In addition to the behavioral parameters of activity, feeding behavior, and frequency of boar visits, methods have been proposed to detect estrus behavior based on physical and biological characteristics, such as ear temperature, vaginal temperature, rectal temperature, and hormonal changes in the vagina [79]. Dusza et al. [70] reported that the measure of vaginal impedance helps in predicting the LH surges, which occurred 16.9 h (±17.8) after the first signs of estrus. Řezáč et al. [71, 80] reported that the impedance changes in the vaginal vestibule during peri-estrus are considerably different from those described earlier in the vagina.

In the early estrus detection, the uniqueness of the device identification enables better tracking of individual information, i.e., it can effectively combine individual identification with behavioral identification to achieve precise raising of animals. But at the same time, both the estrus detection device on the feeding pen and the sensor near the boar visit window could only record the individual information of one sow at a time. Contact sensors such as accelerometers, posture sensors, and vaginal resistance devices are prone to costly problems such as loss of equipment and wear and tear when animals move or crash with friction.

Machine vision-based estrus monitoring: Digital infrared thermal imaging (DITI) technology could detect temperature gradients over a surface area due to its ability to detect temperature gradients. The body changes in temperature are easily recognized and detected by DITI and may provide a means for the discovery and monitoring of normal and abnormal physiological events [72]. Sykes et al. [73] used DITI to discriminate between estrus and diestrus phases of the porcine estrous cycle. Vulva thermal images from defined regions of interest were analyzed for maximum (MAX), minimum (MIN), and average (AVG) temperatures. After performed by the gate level model (GLM) procedure, Pearson’s correlations were used to determine relationships among MAX, MIN, and AVG vulva, rectal, and ambient temperatures. Based on the current data, DITI can discriminate between vulva surface temperatures during estrus and diestrus in gilts. Freson et al. [5] proposed a method of using infrared sensors to obtain daily average activity to determine whether a sow was in heat. The change in behavior is transformed into a change in body temperature and finally reflected in the form of voltage. According to the change in voltage, 4 parameters of exercise volume (average daily activity, standard deviation of average daily activity, minimum, and peak) are set. Research has shown that the accuracy rate of judging the issuance behavior based on the average daily activity amount is 80%. Based on this method, Sun et al. [81] designed a microprocessor-based infrared monitoring system to identify the estrus behavior of sows. The experimental results showed an accuracy of more than 80%.

++++++++++++++++++++

Exercise tasks:
A) In the passage on sow estrus detection, what accuracy did the microprocessor-based infrared monitoring system designed by Sun et al. achieve?
B) Carry on the passage on sow estrus detection, picking up right after its final sentence.
The rows come from a separate source unrelated to the passage on sow estrus detection.

++++++++++++++++++++

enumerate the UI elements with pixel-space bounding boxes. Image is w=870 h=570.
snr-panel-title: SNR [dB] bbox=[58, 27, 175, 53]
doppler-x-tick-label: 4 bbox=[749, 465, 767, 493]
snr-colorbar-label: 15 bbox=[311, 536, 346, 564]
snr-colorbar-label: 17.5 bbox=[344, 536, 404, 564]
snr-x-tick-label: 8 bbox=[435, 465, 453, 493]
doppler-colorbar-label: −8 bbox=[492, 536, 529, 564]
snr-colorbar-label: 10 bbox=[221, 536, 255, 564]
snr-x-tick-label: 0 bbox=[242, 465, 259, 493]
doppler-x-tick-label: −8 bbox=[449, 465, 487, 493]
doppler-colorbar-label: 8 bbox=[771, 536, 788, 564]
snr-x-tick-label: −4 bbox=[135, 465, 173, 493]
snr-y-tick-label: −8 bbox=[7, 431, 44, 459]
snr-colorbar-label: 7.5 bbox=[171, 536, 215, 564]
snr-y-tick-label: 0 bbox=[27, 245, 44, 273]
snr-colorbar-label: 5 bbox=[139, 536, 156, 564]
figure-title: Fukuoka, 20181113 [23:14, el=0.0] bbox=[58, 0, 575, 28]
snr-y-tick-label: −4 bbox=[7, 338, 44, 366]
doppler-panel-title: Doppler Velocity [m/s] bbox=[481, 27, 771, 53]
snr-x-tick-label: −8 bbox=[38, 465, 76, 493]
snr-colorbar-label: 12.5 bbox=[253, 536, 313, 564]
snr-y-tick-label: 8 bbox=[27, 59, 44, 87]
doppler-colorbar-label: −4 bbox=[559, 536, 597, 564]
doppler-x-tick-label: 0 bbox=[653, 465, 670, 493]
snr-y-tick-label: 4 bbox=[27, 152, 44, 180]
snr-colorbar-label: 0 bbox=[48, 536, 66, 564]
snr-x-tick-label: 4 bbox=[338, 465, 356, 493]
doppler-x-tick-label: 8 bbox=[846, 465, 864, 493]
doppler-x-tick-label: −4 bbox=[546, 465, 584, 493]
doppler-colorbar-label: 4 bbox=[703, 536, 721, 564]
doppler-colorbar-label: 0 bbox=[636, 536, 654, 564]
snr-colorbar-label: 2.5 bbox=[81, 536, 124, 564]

++++++++++++++++++++

Answers to the problems:
A) More than 80%.

B)
To improve the accuracy of machine vision in estrus detection, deep learning models have shorter detection time and higher model integration compared to traditional vision models [13, 82], which provide new research directions for this purpose. Zhuang et al. [37] identified the binaural erection behavior of large white sows by setting a binaural erection time threshold in estrus to identify whether they are in estrus or not. A CNN model AlexNet with a 7-layer structure was designed by reducing the number of convolutional layers and the size and number of convolutional kernels in each layer of the AlexNet network structure. From the data, the range of binaural erection time at estrus was found and a threshold of 76 s was set to determine whether the sow was in estrus or not, and the accuracy of the test reached 93.33%. Zhang et al. [38] proposed a SBDA-DL model based on SBDA-DL for monitoring the climbing behavior of sows. Improving on VGG16 + SSD, MobileNet was used as the classification module instead of VGG16. The detection module uses SSD with the last two convolutional layers deleted to reduce the detection frame to 1/4 of the original VGG16 + SSD network structure. Experiments showed an average accuracy of 92.3% in identifying mounting behavior. Zhang et al. (2018) [83] used video analysis for estrus detection with median and mean filtering for noise removal and homomorphic filtering for image enhancement. The geometric features and optical flow features of the target region were used as behavioral detection features, and the average accuracy of the SVM classifier was 90.9% for recognizing mounting behavior. Li et al. [75] proposed a Mask R-CNN based algorithm for pig mounting behavior recognition, using Mask R-CNN network to segment the region of pigs in the detected images, and then based on the mask pixel area of pigs with mounting behavior and non-mounting behavior in the dataset. Then, the defined threshold of the pixel area of the pigs with mounting behavior was obtained. Finally, the method was used to classify the mounting behavior with 94.5% accuracy.

Estrus detection is different from daily behavioral monitoring and is more dependent on complex behavioral sequences of multiple individuals. It relies on more complex sequence analysis involving more than one animal and is therefore more challenging than simple shape or location detection tasks which can be used for other behavioral categories. The information contained in the data collected based on IoT technology is more homogeneous, compared to image data that can convey more behavioral meaning.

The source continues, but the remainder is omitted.